---------- Exercise input

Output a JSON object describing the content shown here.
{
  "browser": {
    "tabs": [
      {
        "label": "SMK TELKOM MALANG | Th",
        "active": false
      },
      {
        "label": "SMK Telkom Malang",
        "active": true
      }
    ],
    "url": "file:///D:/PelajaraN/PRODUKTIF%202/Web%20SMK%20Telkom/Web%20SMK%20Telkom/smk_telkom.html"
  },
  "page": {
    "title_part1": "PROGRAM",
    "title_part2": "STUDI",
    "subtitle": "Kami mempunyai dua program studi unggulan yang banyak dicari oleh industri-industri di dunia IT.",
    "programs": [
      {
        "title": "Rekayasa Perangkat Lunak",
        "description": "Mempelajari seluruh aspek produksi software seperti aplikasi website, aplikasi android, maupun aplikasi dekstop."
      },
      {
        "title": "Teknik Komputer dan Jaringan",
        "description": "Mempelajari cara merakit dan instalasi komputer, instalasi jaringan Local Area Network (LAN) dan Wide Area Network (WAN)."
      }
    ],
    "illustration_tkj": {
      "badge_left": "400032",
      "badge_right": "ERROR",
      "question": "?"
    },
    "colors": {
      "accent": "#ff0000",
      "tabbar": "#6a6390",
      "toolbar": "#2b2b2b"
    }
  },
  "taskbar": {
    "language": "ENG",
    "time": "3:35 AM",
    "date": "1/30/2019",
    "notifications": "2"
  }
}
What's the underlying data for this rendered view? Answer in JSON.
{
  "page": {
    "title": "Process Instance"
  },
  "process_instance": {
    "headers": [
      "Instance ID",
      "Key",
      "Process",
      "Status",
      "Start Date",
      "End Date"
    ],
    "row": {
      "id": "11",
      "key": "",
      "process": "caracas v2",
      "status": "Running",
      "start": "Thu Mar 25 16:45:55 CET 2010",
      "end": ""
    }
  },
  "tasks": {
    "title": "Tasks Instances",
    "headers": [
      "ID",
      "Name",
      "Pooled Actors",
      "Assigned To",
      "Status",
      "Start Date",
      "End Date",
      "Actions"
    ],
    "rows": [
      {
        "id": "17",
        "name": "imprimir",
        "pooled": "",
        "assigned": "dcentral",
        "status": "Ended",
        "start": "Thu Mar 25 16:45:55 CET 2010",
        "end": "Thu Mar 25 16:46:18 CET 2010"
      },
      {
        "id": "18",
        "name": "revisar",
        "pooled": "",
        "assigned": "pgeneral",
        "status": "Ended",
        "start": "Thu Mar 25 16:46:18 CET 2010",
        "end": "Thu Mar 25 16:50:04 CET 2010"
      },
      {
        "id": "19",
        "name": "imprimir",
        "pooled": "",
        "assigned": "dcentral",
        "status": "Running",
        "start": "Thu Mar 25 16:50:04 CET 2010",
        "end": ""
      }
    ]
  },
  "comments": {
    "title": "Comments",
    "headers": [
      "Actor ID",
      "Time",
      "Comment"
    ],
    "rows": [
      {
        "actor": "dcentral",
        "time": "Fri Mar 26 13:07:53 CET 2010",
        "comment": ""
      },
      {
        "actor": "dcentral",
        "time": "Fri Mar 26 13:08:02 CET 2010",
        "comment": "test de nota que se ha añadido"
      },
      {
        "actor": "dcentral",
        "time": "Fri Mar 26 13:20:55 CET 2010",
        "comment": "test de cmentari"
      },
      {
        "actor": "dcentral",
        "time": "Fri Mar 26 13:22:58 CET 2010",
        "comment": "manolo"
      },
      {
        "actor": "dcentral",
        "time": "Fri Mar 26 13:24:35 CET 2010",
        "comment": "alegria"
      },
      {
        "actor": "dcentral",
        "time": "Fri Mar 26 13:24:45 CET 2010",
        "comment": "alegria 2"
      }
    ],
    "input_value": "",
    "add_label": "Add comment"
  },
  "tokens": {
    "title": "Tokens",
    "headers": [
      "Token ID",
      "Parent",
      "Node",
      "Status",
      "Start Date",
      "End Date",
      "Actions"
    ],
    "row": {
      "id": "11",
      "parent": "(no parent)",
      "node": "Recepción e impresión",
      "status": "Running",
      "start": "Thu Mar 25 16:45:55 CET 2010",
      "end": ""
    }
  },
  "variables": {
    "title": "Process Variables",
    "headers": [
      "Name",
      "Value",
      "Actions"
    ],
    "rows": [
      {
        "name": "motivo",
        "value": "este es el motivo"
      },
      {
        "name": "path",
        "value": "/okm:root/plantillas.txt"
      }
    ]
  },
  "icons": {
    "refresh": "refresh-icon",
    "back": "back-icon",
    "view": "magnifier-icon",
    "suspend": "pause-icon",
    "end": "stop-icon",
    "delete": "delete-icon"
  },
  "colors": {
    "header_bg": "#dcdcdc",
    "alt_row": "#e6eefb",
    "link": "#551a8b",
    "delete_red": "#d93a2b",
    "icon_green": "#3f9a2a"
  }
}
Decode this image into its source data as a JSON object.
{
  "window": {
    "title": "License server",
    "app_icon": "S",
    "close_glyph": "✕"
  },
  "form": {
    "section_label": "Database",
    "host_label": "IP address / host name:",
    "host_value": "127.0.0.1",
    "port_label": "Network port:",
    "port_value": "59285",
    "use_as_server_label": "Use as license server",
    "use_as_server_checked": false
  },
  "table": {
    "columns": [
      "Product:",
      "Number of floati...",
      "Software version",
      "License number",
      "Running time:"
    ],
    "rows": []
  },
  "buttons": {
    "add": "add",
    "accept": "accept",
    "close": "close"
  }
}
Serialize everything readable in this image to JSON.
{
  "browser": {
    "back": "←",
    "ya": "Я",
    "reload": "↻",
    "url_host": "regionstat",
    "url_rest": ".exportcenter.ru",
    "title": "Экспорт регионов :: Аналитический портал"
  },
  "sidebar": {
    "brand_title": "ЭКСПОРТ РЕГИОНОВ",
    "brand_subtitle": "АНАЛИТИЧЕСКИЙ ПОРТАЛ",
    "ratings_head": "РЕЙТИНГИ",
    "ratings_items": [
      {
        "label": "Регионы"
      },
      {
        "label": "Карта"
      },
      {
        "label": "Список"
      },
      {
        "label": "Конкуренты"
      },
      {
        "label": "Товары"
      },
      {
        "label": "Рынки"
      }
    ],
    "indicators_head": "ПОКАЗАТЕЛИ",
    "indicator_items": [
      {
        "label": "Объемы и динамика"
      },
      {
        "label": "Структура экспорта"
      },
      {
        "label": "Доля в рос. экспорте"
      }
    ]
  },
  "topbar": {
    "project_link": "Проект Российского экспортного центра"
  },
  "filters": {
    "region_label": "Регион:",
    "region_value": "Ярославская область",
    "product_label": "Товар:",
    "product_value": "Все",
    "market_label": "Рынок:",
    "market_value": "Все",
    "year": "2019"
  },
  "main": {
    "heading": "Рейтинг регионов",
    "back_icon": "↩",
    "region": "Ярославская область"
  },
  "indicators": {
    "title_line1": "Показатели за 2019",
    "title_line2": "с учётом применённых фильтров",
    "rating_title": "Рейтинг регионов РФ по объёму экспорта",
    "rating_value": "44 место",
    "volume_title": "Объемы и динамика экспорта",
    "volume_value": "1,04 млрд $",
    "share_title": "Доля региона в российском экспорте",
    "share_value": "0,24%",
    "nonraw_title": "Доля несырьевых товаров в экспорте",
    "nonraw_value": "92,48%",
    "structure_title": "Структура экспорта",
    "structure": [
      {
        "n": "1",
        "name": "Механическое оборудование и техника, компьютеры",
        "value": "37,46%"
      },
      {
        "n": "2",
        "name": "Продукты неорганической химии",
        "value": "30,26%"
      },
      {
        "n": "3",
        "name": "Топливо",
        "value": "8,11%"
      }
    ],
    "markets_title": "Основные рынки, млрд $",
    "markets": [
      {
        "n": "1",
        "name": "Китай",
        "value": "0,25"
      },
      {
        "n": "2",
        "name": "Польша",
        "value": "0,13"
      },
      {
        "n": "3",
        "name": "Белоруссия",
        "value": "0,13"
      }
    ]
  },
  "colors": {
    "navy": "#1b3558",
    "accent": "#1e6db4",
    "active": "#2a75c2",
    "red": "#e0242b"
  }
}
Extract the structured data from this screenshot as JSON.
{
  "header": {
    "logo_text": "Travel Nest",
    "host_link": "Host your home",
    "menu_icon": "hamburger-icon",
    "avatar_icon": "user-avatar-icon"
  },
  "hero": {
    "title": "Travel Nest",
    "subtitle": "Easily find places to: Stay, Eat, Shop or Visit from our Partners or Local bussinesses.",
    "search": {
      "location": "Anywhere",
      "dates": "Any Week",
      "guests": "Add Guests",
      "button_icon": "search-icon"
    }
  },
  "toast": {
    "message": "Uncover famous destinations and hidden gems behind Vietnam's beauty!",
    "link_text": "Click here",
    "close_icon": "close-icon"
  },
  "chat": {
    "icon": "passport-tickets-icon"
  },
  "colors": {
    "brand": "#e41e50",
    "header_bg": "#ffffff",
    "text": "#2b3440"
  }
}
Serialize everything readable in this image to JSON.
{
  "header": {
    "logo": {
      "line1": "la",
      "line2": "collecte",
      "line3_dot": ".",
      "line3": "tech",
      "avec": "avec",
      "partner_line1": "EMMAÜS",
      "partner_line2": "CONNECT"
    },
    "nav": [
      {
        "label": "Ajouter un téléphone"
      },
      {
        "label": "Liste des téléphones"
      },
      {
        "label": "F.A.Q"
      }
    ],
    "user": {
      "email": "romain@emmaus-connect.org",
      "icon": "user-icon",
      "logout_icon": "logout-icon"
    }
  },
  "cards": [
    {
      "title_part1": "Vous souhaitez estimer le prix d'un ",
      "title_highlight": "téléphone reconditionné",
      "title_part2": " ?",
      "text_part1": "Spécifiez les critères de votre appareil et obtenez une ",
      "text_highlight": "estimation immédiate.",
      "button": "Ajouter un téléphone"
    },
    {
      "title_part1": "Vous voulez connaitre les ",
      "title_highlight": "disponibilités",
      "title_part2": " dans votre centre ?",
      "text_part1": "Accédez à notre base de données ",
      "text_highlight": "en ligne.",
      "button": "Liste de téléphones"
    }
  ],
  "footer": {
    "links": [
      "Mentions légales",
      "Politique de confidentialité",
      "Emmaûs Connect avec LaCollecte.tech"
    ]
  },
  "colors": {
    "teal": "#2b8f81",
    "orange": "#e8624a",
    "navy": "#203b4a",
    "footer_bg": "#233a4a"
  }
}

--------------------

> **Job**:
In the records shown above, how many lines include the word "область"? Answer with the number only.

> **Exercise result**:
2